**Dataset entries**
--
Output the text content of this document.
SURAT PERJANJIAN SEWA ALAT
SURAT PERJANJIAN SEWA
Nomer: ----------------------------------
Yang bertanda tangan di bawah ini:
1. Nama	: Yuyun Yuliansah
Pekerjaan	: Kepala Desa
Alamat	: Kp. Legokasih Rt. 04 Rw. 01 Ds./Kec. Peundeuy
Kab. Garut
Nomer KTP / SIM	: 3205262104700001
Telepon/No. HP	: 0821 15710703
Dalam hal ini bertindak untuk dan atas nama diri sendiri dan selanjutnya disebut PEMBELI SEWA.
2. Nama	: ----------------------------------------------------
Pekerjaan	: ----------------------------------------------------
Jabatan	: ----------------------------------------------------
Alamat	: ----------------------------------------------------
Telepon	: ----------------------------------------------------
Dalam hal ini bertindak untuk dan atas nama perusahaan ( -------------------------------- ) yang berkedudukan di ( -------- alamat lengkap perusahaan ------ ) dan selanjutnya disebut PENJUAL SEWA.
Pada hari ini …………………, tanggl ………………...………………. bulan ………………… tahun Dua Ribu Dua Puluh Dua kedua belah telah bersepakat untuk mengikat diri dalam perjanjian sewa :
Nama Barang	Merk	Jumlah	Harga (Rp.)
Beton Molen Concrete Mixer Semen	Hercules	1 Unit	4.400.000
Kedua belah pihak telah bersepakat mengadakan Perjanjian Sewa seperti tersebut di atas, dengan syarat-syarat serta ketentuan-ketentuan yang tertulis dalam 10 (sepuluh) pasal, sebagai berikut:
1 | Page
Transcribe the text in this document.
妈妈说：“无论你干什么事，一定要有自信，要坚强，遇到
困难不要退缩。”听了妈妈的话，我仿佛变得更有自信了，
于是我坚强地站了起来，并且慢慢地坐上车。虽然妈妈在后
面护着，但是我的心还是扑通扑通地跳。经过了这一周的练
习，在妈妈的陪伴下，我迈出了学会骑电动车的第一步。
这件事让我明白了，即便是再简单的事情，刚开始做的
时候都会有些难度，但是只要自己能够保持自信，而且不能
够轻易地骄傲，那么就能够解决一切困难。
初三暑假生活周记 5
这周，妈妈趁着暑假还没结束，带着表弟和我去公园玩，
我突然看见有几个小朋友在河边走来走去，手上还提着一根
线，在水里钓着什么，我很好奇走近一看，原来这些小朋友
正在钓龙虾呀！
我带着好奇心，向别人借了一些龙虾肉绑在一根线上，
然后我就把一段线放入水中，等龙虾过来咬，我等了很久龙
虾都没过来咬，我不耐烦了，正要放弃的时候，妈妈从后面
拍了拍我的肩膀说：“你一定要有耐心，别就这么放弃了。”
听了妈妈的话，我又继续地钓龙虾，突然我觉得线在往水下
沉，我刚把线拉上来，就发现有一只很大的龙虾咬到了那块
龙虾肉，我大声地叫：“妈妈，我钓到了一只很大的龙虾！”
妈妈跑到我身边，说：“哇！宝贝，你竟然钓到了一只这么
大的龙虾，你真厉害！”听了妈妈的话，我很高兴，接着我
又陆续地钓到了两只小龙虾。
--
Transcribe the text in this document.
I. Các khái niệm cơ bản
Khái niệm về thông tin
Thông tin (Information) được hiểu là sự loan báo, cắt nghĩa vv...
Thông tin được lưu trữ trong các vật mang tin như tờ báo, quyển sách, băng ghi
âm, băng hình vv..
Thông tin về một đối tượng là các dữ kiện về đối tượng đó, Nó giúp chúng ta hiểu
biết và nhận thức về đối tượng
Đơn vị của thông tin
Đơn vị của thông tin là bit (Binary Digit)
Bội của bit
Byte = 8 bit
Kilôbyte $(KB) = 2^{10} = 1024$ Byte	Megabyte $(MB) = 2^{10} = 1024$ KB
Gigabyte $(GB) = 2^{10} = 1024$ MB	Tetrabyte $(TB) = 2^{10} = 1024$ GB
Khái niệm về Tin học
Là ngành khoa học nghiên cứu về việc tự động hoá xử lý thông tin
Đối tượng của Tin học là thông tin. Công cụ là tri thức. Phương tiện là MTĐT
--
**Task requirements**
Go through the listing above and return every line where the word "听了妈妈的话" occurs.

**Answer to the exercise**
困难不要退缩。”听了妈妈的话，我仿佛变得更有自信了，
听了妈妈的话，我又继续地钓龙虾，突然我觉得线在往水下
大的龙虾，你真厉害！”听了妈妈的话，我很高兴，接着我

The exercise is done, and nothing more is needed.